-- Begin --
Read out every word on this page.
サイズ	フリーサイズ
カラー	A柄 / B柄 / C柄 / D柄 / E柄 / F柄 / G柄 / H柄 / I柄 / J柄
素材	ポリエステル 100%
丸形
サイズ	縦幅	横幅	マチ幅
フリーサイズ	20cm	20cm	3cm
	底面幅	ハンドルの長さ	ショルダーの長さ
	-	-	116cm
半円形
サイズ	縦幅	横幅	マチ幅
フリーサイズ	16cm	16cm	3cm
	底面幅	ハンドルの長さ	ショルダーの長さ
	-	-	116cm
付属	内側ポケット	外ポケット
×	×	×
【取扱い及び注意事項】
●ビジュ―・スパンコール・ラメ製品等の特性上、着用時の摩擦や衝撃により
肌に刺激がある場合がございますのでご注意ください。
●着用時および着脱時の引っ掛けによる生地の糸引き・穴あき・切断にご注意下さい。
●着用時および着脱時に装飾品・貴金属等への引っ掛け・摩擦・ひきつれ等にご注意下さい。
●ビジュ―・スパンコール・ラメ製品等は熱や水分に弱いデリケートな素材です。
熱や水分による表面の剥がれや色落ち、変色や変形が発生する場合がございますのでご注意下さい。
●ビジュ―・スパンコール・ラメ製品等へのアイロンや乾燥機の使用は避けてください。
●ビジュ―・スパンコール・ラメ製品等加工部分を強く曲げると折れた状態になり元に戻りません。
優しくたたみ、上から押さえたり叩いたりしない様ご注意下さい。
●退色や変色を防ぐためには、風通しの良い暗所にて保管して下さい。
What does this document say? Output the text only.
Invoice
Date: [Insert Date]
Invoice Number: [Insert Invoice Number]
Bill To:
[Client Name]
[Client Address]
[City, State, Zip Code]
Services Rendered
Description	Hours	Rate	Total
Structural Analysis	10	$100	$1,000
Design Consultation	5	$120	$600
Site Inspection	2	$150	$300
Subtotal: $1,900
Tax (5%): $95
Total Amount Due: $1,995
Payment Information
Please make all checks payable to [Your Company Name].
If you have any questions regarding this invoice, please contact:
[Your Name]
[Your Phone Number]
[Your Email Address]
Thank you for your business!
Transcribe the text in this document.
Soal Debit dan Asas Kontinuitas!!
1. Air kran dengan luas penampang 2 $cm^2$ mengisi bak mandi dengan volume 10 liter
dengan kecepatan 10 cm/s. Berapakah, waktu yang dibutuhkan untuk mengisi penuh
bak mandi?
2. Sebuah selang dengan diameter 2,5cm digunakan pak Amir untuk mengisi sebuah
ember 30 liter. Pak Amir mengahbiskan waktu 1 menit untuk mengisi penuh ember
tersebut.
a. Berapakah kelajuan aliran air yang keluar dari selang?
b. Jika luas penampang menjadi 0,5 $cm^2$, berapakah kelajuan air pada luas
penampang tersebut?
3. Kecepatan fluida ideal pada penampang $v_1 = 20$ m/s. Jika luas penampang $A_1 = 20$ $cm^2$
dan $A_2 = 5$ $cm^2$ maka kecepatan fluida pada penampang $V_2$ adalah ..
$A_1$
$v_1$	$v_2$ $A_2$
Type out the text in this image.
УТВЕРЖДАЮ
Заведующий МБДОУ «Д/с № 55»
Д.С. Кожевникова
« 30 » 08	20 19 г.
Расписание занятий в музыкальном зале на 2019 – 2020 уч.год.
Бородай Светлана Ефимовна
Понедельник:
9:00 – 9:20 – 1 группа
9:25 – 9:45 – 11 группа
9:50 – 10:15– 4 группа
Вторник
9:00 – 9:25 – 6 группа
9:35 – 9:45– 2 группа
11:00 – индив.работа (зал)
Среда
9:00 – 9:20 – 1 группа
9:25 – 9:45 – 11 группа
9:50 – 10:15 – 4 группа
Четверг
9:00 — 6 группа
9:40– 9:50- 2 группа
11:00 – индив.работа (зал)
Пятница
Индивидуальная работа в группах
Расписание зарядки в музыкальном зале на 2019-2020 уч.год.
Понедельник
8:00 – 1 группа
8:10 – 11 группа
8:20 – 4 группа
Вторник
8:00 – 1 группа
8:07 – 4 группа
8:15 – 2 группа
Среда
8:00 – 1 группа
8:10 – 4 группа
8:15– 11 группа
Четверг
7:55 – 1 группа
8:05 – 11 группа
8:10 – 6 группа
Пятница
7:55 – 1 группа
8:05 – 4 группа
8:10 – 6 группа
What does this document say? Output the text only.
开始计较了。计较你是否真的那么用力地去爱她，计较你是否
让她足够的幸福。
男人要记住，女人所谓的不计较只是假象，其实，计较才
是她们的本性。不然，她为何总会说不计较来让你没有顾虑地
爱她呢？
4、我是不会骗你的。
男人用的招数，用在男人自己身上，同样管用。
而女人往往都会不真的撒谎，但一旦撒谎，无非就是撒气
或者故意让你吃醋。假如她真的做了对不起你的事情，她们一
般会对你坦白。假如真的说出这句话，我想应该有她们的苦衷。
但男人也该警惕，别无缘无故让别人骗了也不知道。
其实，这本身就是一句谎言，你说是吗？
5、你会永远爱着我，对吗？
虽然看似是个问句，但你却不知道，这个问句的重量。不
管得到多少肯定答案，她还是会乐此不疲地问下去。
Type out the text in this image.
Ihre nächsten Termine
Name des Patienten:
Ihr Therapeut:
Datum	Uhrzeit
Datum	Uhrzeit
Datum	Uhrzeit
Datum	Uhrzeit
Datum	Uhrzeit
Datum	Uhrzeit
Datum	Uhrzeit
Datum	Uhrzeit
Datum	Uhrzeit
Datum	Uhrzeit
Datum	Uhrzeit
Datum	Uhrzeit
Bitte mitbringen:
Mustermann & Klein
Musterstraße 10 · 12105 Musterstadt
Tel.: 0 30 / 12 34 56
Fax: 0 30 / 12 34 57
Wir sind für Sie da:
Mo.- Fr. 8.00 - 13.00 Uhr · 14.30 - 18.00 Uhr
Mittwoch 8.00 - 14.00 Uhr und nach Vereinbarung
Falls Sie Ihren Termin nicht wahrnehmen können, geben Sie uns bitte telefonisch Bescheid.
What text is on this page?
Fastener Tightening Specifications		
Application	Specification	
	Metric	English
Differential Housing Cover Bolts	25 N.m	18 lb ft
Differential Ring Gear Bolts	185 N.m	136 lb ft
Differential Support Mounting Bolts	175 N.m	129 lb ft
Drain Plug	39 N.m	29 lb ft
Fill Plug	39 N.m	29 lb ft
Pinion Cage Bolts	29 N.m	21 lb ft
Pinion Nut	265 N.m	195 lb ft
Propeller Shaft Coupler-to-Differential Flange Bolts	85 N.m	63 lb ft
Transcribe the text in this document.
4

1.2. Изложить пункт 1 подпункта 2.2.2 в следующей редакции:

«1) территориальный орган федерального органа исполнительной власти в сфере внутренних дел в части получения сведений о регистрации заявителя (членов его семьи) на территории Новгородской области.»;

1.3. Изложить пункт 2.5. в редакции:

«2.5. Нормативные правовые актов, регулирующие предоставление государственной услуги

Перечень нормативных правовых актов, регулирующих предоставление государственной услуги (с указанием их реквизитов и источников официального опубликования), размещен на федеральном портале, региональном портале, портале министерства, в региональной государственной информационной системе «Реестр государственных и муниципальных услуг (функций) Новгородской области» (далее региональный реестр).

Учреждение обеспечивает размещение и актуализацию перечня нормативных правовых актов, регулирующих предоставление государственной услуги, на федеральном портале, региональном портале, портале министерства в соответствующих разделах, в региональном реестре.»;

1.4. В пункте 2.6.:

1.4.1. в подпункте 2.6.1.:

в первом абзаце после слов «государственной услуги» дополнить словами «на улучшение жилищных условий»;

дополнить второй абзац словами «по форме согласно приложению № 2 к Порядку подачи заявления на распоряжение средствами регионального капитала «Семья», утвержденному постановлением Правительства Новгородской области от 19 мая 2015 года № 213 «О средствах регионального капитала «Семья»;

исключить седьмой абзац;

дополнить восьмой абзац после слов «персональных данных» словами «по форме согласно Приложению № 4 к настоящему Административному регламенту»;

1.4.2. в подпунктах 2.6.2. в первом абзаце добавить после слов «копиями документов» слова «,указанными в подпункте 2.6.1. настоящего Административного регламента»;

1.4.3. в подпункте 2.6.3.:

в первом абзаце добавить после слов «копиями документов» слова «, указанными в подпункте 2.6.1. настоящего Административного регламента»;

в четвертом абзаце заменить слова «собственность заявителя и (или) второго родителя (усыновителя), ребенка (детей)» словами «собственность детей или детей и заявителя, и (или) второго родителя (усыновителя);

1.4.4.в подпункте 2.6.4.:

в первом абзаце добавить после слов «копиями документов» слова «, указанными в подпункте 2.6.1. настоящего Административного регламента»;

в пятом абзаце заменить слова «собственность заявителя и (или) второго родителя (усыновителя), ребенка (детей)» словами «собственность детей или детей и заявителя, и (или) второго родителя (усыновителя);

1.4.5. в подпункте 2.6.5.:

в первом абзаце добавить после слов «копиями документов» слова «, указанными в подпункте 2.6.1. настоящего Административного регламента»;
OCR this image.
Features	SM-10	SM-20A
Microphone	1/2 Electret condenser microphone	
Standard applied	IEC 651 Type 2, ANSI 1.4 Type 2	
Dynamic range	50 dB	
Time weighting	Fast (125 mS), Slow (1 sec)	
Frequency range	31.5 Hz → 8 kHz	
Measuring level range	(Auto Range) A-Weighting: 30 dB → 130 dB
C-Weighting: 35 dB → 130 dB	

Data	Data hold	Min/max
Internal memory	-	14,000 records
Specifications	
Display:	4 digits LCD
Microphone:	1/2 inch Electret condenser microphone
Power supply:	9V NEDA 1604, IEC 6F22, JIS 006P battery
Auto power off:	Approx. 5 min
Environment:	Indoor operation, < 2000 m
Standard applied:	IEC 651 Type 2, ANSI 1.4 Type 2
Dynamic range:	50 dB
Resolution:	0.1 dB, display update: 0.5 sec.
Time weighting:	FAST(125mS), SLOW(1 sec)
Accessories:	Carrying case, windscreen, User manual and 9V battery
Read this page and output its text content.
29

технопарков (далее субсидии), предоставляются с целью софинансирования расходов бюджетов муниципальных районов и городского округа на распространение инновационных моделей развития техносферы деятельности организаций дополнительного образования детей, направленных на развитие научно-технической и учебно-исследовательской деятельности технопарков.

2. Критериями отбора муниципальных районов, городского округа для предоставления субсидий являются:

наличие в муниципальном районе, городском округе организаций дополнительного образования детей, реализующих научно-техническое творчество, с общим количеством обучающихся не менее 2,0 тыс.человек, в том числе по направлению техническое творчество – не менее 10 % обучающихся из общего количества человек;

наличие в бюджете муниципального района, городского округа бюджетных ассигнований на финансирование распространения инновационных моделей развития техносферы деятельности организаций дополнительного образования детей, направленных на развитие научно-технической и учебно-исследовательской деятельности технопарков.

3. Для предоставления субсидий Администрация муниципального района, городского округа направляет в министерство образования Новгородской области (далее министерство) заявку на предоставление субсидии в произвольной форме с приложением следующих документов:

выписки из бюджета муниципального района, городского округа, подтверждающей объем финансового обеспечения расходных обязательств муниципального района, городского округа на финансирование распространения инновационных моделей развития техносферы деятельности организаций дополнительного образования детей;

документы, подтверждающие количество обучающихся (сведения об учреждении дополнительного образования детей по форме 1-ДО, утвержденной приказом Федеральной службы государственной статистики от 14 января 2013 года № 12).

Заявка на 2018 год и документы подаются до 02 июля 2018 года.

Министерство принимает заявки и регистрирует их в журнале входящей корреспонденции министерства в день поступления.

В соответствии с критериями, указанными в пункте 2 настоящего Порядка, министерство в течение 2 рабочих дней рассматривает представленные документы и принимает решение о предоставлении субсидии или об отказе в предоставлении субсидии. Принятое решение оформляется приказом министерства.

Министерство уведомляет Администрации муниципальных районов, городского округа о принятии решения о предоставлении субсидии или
-- End --
_Instructions to follow:_ Provide the number of lines in these entries that hold the word "муниципального", without any accompanying text.

_Worked solution:_ 3